>>>
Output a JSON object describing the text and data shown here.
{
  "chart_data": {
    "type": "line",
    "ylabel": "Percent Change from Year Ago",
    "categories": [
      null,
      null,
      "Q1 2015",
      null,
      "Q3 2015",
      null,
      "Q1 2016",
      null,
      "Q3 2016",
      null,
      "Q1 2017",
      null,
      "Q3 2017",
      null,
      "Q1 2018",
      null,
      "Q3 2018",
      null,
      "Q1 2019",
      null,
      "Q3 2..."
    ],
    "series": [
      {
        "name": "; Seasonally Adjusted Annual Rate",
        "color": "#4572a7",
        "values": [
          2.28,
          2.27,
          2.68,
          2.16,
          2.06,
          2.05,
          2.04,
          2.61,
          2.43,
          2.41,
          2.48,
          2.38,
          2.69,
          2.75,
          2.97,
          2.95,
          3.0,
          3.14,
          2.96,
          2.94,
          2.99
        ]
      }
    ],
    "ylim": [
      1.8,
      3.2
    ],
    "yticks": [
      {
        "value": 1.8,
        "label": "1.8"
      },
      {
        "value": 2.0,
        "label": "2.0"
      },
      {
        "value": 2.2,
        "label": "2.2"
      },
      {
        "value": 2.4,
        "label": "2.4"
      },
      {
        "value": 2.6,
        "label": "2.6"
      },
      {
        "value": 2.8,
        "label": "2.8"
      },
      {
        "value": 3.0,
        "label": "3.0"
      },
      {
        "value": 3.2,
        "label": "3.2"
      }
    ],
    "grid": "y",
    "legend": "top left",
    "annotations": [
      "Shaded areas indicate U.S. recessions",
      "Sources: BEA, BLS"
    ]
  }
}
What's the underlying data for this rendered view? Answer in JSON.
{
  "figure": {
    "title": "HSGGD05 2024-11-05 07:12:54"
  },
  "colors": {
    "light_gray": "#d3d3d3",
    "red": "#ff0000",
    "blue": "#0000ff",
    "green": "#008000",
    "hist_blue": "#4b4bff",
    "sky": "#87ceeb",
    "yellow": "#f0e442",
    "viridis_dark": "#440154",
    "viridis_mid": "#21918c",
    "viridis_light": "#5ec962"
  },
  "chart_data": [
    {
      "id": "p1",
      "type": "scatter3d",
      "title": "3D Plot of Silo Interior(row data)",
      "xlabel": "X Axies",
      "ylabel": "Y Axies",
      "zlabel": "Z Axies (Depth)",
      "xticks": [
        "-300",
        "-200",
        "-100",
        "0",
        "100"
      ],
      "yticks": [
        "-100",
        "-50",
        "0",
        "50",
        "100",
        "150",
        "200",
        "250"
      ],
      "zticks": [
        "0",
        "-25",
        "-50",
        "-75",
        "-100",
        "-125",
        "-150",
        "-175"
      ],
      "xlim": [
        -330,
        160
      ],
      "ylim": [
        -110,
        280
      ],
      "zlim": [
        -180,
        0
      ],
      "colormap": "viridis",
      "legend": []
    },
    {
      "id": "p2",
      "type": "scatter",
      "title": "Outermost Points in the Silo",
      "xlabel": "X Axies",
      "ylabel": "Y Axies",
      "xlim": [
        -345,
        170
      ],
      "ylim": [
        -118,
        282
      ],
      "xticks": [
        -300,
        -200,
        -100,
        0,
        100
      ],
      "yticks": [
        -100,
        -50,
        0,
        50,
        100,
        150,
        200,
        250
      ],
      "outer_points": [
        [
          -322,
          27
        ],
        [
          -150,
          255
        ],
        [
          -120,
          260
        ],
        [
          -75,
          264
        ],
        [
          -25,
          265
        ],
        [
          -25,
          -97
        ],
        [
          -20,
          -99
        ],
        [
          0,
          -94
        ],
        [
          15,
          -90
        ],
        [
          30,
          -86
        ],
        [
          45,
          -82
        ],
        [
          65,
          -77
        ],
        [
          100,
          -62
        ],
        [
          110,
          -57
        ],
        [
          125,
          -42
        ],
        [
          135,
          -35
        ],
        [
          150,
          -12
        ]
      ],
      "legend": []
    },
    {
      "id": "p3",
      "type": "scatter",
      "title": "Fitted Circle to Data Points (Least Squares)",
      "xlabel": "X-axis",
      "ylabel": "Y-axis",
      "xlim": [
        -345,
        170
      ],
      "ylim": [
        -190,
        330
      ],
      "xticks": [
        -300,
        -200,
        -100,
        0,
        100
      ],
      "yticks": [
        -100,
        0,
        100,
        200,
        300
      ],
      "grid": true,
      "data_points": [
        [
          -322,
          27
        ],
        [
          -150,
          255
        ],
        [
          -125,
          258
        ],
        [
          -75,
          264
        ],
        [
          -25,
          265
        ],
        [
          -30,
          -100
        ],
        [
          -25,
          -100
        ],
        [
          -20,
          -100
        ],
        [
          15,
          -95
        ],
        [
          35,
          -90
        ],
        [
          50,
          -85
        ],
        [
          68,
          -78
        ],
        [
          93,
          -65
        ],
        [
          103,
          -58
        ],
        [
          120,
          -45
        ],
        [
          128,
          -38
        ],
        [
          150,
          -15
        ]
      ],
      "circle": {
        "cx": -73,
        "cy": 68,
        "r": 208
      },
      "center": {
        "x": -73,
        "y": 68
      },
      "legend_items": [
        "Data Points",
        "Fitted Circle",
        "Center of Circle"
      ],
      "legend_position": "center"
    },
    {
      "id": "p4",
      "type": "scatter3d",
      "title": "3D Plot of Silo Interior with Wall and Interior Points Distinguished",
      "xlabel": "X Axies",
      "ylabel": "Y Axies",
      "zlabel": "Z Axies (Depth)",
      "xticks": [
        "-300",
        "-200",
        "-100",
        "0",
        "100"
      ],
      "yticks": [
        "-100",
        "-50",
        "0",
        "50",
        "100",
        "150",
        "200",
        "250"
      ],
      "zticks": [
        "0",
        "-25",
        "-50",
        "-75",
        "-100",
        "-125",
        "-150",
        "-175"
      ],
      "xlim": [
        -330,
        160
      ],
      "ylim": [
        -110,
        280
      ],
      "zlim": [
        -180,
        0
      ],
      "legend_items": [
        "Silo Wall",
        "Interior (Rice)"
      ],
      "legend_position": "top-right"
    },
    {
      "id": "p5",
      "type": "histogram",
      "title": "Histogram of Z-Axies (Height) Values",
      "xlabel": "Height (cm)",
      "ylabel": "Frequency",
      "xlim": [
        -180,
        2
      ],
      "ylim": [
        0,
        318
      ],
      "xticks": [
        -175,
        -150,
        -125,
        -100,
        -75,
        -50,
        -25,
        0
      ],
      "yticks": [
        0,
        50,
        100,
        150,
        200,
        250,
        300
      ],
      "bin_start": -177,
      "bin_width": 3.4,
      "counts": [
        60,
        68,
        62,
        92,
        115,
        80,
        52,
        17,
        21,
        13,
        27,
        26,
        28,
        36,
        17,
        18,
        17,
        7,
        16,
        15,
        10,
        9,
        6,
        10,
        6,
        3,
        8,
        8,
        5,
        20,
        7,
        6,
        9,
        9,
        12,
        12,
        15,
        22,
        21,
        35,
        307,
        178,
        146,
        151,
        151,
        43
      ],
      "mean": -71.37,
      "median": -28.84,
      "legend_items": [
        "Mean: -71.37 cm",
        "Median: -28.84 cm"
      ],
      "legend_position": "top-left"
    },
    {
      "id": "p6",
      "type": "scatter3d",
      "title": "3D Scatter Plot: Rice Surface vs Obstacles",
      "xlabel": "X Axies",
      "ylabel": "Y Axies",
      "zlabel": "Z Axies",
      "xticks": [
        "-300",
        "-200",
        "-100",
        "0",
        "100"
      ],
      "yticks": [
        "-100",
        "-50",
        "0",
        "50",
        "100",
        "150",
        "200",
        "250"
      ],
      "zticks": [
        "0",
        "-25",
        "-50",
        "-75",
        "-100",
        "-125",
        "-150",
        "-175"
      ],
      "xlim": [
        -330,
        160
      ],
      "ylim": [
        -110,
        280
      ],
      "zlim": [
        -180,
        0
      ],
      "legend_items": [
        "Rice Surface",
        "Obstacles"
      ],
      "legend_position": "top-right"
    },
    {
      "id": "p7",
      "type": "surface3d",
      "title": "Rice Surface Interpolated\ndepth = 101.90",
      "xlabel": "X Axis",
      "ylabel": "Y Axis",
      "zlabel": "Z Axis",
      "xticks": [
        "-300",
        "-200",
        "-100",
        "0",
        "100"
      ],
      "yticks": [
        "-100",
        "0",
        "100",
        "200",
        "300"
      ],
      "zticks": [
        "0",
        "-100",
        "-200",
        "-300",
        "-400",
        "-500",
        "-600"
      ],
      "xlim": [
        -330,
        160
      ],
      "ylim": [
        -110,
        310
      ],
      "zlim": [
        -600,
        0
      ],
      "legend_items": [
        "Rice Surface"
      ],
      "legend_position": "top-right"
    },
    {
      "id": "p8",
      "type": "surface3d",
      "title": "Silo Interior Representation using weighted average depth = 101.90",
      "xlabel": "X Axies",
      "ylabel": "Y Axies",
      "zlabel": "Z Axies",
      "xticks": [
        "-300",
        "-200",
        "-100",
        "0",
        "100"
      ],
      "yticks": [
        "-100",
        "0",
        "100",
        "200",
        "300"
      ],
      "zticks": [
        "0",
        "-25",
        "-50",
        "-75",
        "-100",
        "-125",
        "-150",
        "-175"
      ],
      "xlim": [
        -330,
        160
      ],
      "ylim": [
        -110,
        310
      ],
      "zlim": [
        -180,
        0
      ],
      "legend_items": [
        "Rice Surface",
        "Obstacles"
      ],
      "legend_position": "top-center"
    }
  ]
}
<<<
- _DO THIS_: Give a single number: the count of lines above that include the word "Plot".

- _TASK SOLUTION_: 3